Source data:
## begin

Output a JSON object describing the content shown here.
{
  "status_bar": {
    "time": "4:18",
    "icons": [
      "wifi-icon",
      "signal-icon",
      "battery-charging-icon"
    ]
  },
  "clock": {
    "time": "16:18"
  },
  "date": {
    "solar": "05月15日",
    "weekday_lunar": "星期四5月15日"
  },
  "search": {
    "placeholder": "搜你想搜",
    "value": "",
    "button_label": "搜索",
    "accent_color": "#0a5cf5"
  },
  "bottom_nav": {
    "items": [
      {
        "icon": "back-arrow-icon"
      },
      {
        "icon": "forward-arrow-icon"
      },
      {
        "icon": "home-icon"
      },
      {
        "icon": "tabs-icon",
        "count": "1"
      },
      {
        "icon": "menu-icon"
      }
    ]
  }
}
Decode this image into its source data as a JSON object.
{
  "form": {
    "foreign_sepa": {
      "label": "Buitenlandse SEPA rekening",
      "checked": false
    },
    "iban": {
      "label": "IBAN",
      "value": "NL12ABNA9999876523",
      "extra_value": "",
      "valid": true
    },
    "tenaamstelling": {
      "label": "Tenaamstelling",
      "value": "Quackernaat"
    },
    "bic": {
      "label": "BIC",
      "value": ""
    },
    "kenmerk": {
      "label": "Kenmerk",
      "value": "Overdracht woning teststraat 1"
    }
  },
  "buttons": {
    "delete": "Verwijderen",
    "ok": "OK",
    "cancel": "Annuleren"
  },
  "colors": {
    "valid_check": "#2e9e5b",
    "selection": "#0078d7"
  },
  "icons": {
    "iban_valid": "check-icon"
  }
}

## end

Exercise objective: Restate every line of the data word for word.

Exercise solution:
Output a JSON object describing the content shown here.
{
  "status_bar": {
    "time": "4:18",
    "icons": [
      "wifi-icon",
      "signal-icon",
      "battery-charging-icon"
    ]
  },
  "clock": {
    "time": "16:18"
  },
  "date": {
    "solar": "05月15日",
    "weekday_lunar": "星期四5月15日"
  },
  "search": {
    "placeholder": "搜你想搜",
    "value": "",
    "button_label": "搜索",
    "accent_color": "#0a5cf5"
  },
  "bottom_nav": {
    "items": [
      {
        "icon": "back-arrow-icon"
      },
      {
        "icon": "forward-arrow-icon"
      },
      {
        "icon": "home-icon"
      },
      {
        "icon": "tabs-icon",
        "count": "1"
      },
      {
        "icon": "menu-icon"
      }
    ]
  }
}
Decode this image into its source data as a JSON object.
{
  "form": {
    "foreign_sepa": {
      "label": "Buitenlandse SEPA rekening",
      "checked": false
    },
    "iban": {
      "label": "IBAN",
      "value": "NL12ABNA9999876523",
      "extra_value": "",
      "valid": true
    },
    "tenaamstelling": {
      "label": "Tenaamstelling",
      "value": "Quackernaat"
    },
    "bic": {
      "label": "BIC",
      "value": ""
    },
    "kenmerk": {
      "label": "Kenmerk",
      "value": "Overdracht woning teststraat 1"
    }
  },
  "buttons": {
    "delete": "Verwijderen",
    "ok": "OK",
    "cancel": "Annuleren"
  },
  "colors": {
    "valid_check": "#2e9e5b",
    "selection": "#0078d7"
  },
  "icons": {
    "iban_valid": "check-icon"
  }
}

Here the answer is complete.